Copy out all of the data below with no alterations.

[Begin Rows]

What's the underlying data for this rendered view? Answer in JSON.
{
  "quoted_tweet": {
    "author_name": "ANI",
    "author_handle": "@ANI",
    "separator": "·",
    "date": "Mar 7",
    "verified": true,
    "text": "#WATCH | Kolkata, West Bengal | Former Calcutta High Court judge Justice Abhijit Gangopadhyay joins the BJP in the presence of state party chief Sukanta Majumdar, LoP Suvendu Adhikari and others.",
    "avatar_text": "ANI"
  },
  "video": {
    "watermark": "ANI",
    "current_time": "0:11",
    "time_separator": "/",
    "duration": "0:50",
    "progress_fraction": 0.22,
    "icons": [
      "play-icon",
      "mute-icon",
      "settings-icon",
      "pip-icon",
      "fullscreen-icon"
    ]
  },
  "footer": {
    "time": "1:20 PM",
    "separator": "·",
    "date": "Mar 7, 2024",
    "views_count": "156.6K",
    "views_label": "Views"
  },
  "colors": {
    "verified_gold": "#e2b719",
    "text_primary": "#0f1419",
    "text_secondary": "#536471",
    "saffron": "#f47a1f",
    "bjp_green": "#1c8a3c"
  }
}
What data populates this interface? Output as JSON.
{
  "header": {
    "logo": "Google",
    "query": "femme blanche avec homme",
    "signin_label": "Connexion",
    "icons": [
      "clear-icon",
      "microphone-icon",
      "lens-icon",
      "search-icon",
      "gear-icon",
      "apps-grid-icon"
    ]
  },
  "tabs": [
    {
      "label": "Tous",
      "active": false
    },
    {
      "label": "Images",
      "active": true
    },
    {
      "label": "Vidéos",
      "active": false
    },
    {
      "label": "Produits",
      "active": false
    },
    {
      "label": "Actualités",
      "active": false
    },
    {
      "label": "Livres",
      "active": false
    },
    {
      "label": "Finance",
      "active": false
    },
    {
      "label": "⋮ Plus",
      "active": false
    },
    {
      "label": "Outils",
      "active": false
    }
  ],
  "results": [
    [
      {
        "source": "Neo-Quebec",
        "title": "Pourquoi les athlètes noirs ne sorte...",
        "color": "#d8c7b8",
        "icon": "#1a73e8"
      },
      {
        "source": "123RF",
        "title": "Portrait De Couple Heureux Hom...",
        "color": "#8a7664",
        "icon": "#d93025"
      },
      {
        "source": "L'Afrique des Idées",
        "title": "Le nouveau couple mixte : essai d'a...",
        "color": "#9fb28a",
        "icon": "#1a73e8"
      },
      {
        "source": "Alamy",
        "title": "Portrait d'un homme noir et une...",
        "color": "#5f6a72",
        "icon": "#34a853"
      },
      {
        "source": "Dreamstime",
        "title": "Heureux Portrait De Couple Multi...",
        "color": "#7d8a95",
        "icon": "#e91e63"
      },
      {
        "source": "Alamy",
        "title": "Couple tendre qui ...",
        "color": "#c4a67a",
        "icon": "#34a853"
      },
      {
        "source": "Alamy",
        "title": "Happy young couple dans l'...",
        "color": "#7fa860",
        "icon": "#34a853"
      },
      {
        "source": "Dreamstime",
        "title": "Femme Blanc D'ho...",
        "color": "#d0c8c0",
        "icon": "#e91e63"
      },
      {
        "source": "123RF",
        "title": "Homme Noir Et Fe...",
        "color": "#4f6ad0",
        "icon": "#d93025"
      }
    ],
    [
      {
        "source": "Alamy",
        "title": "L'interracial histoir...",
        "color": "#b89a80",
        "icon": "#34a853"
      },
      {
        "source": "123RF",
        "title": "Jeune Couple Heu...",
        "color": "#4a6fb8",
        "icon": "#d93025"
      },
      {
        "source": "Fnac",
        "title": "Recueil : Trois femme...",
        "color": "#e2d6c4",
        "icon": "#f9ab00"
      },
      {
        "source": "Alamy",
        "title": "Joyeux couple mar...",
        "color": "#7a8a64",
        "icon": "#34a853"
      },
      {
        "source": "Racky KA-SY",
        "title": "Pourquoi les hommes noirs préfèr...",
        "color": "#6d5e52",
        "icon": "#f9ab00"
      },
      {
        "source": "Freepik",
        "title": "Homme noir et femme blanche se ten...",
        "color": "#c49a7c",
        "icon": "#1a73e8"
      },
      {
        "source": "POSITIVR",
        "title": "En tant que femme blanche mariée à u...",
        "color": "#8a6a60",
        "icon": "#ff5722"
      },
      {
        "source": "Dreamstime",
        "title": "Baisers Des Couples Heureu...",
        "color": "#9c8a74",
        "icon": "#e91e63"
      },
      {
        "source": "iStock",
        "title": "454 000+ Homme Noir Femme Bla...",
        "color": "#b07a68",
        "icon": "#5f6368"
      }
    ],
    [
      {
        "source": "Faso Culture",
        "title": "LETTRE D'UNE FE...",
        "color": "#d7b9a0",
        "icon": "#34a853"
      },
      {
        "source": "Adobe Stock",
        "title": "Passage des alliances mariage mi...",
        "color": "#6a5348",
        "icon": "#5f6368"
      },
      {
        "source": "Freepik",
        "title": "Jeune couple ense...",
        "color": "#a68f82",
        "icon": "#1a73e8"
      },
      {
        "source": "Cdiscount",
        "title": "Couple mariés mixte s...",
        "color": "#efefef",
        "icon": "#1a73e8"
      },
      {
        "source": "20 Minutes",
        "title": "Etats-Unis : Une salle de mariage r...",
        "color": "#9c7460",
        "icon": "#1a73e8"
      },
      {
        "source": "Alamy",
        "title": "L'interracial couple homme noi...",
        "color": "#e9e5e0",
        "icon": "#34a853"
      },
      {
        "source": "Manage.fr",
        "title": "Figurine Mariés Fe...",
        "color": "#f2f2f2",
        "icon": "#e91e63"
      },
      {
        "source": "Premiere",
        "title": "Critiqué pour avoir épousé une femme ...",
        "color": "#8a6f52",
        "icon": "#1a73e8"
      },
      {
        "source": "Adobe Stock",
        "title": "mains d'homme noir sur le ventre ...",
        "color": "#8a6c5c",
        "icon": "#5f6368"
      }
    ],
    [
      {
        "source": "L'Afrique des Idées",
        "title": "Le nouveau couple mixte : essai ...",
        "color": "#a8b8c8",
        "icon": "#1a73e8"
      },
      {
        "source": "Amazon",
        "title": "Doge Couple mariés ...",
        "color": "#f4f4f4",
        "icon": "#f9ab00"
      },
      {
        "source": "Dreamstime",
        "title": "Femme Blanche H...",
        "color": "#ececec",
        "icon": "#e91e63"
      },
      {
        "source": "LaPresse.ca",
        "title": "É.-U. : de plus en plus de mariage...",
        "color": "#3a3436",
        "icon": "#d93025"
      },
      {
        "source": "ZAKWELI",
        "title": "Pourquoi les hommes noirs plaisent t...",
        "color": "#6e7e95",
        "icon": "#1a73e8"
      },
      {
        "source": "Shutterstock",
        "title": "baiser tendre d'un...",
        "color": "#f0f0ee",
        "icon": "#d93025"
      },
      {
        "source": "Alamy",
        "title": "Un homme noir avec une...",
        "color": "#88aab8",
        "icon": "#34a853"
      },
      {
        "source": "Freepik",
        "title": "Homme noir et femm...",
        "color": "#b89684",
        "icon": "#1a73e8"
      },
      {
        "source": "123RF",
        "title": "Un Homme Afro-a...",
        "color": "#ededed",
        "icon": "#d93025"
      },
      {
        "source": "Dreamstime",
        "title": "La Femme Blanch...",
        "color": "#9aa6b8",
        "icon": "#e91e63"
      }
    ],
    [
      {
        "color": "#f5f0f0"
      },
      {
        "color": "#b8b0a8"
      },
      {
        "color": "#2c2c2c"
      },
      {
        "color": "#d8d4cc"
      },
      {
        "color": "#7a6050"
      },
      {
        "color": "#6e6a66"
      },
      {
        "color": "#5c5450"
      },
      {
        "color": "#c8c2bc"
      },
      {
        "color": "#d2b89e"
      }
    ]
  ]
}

[End Rows]

_Reply_
What's the underlying data for this rendered view? Answer in JSON.
{
  "quoted_tweet": {
    "author_name": "ANI",
    "author_handle": "@ANI",
    "separator": "·",
    "date": "Mar 7",
    "verified": true,
    "text": "#WATCH | Kolkata, West Bengal | Former Calcutta High Court judge Justice Abhijit Gangopadhyay joins the BJP in the presence of state party chief Sukanta Majumdar, LoP Suvendu Adhikari and others.",
    "avatar_text": "ANI"
  },
  "video": {
    "watermark": "ANI",
    "current_time": "0:11",
    "time_separator": "/",
    "duration": "0:50",
    "progress_fraction": 0.22,
    "icons": [
      "play-icon",
      "mute-icon",
      "settings-icon",
      "pip-icon",
      "fullscreen-icon"
    ]
  },
  "footer": {
    "time": "1:20 PM",
    "separator": "·",
    "date": "Mar 7, 2024",
    "views_count": "156.6K",
    "views_label": "Views"
  },
  "colors": {
    "verified_gold": "#e2b719",
    "text_primary": "#0f1419",
    "text_secondary": "#536471",
    "saffron": "#f47a1f",
    "bjp_green": "#1c8a3c"
  }
}
What data populates this interface? Output as JSON.
{
  "header": {
    "logo": "Google",
    "query": "femme blanche avec homme",
    "signin_label": "Connexion",
    "icons": [
      "clear-icon",
      "microphone-icon",
      "lens-icon",
      "search-icon",
      "gear-icon",
      "apps-grid-icon"
    ]
  },
  "tabs": [
    {
      "label": "Tous",
      "active": false
    },
    {
      "label": "Images",
      "active": true
    },
    {
      "label": "Vidéos",
      "active": false
    },
    {
      "label": "Produits",
      "active": false
    },
    {
      "label": "Actualités",
      "active": false
    },
    {
      "label": "Livres",
      "active": false
    },
    {
      "label": "Finance",
      "active": false
    },
    {
      "label": "⋮ Plus",
      "active": false
    },
    {
      "label": "Outils",
      "active": false
    }
  ],
  "results": [
    [
      {
        "source": "Neo-Quebec",
        "title": "Pourquoi les athlètes noirs ne sorte...",
        "color": "#d8c7b8",
        "icon": "#1a73e8"
      },
      {
        "source": "123RF",
        "title": "Portrait De Couple Heureux Hom...",
        "color": "#8a7664",
        "icon": "#d93025"
      },
      {
        "source": "L'Afrique des Idées",
        "title": "Le nouveau couple mixte : essai d'a...",
        "color": "#9fb28a",
        "icon": "#1a73e8"
      },
      {
        "source": "Alamy",
        "title": "Portrait d'un homme noir et une...",
        "color": "#5f6a72",
        "icon": "#34a853"
      },
      {
        "source": "Dreamstime",
        "title": "Heureux Portrait De Couple Multi...",
        "color": "#7d8a95",
        "icon": "#e91e63"
      },
      {
        "source": "Alamy",
        "title": "Couple tendre qui ...",
        "color": "#c4a67a",
        "icon": "#34a853"
      },
      {
        "source": "Alamy",
        "title": "Happy young couple dans l'...",
        "color": "#7fa860",
        "icon": "#34a853"
      },
      {
        "source": "Dreamstime",
        "title": "Femme Blanc D'ho...",
        "color": "#d0c8c0",
        "icon": "#e91e63"
      },
      {
        "source": "123RF",
        "title": "Homme Noir Et Fe...",
        "color": "#4f6ad0",
        "icon": "#d93025"
      }
    ],
    [
      {
        "source": "Alamy",
        "title": "L'interracial histoir...",
        "color": "#b89a80",
        "icon": "#34a853"
      },
      {
        "source": "123RF",
        "title": "Jeune Couple Heu...",
        "color": "#4a6fb8",
        "icon": "#d93025"
      },
      {
        "source": "Fnac",
        "title": "Recueil : Trois femme...",
        "color": "#e2d6c4",
        "icon": "#f9ab00"
      },
      {
        "source": "Alamy",
        "title": "Joyeux couple mar...",
        "color": "#7a8a64",
        "icon": "#34a853"
      },
      {
        "source": "Racky KA-SY",
        "title": "Pourquoi les hommes noirs préfèr...",
        "color": "#6d5e52",
        "icon": "#f9ab00"
      },
      {
        "source": "Freepik",
        "title": "Homme noir et femme blanche se ten...",
        "color": "#c49a7c",
        "icon": "#1a73e8"
      },
      {
        "source": "POSITIVR",
        "title": "En tant que femme blanche mariée à u...",
        "color": "#8a6a60",
        "icon": "#ff5722"
      },
      {
        "source": "Dreamstime",
        "title": "Baisers Des Couples Heureu...",
        "color": "#9c8a74",
        "icon": "#e91e63"
      },
      {
        "source": "iStock",
        "title": "454 000+ Homme Noir Femme Bla...",
        "color": "#b07a68",
        "icon": "#5f6368"
      }
    ],
    [
      {
        "source": "Faso Culture",
        "title": "LETTRE D'UNE FE...",
        "color": "#d7b9a0",
        "icon": "#34a853"
      },
      {
        "source": "Adobe Stock",
        "title": "Passage des alliances mariage mi...",
        "color": "#6a5348",
        "icon": "#5f6368"
      },
      {
        "source": "Freepik",
        "title": "Jeune couple ense...",
        "color": "#a68f82",
        "icon": "#1a73e8"
      },
      {
        "source": "Cdiscount",
        "title": "Couple mariés mixte s...",
        "color": "#efefef",
        "icon": "#1a73e8"
      },
      {
        "source": "20 Minutes",
        "title": "Etats-Unis : Une salle de mariage r...",
        "color": "#9c7460",
        "icon": "#1a73e8"
      },
      {
        "source": "Alamy",
        "title": "L'interracial couple homme noi...",
        "color": "#e9e5e0",
        "icon": "#34a853"
      },
      {
        "source": "Manage.fr",
        "title": "Figurine Mariés Fe...",
        "color": "#f2f2f2",
        "icon": "#e91e63"
      },
      {
        "source": "Premiere",
        "title": "Critiqué pour avoir épousé une femme ...",
        "color": "#8a6f52",
        "icon": "#1a73e8"
      },
      {
        "source": "Adobe Stock",
        "title": "mains d'homme noir sur le ventre ...",
        "color": "#8a6c5c",
        "icon": "#5f6368"
      }
    ],
    [
      {
        "source": "L'Afrique des Idées",
        "title": "Le nouveau couple mixte : essai ...",
        "color": "#a8b8c8",
        "icon": "#1a73e8"
      },
      {
        "source": "Amazon",
        "title": "Doge Couple mariés ...",
        "color": "#f4f4f4",
        "icon": "#f9ab00"
      },
      {
        "source": "Dreamstime",
        "title": "Femme Blanche H...",
        "color": "#ececec",
        "icon": "#e91e63"
      },
      {
        "source": "LaPresse.ca",
        "title": "É.-U. : de plus en plus de mariage...",
        "color": "#3a3436",
        "icon": "#d93025"
      },
      {
        "source": "ZAKWELI",
        "title": "Pourquoi les hommes noirs plaisent t...",
        "color": "#6e7e95",
        "icon": "#1a73e8"
      },
      {
        "source": "Shutterstock",
        "title": "baiser tendre d'un...",
        "color": "#f0f0ee",
        "icon": "#d93025"
      },
      {
        "source": "Alamy",
        "title": "Un homme noir avec une...",
        "color": "#88aab8",
        "icon": "#34a853"
      },
      {
        "source": "Freepik",
        "title": "Homme noir et femm...",
        "color": "#b89684",
        "icon": "#1a73e8"
      },
      {
        "source": "123RF",
        "title": "Un Homme Afro-a...",
        "color": "#ededed",
        "icon": "#d93025"
      },
      {
        "source": "Dreamstime",
        "title": "La Femme Blanch...",
        "color": "#9aa6b8",
        "icon": "#e91e63"
      }
    ],
    [
      {
        "color": "#f5f0f0"
      },
      {
        "color": "#b8b0a8"
      },
      {
        "color": "#2c2c2c"
      },
      {
        "color": "#d8d4cc"
      },
      {
        "color": "#7a6050"
      },
      {
        "color": "#6e6a66"
      },
      {
        "color": "#5c5450"
      },
      {
        "color": "#c8c2bc"
      },
      {
        "color": "#d2b89e"
      }
    ]
  ]
}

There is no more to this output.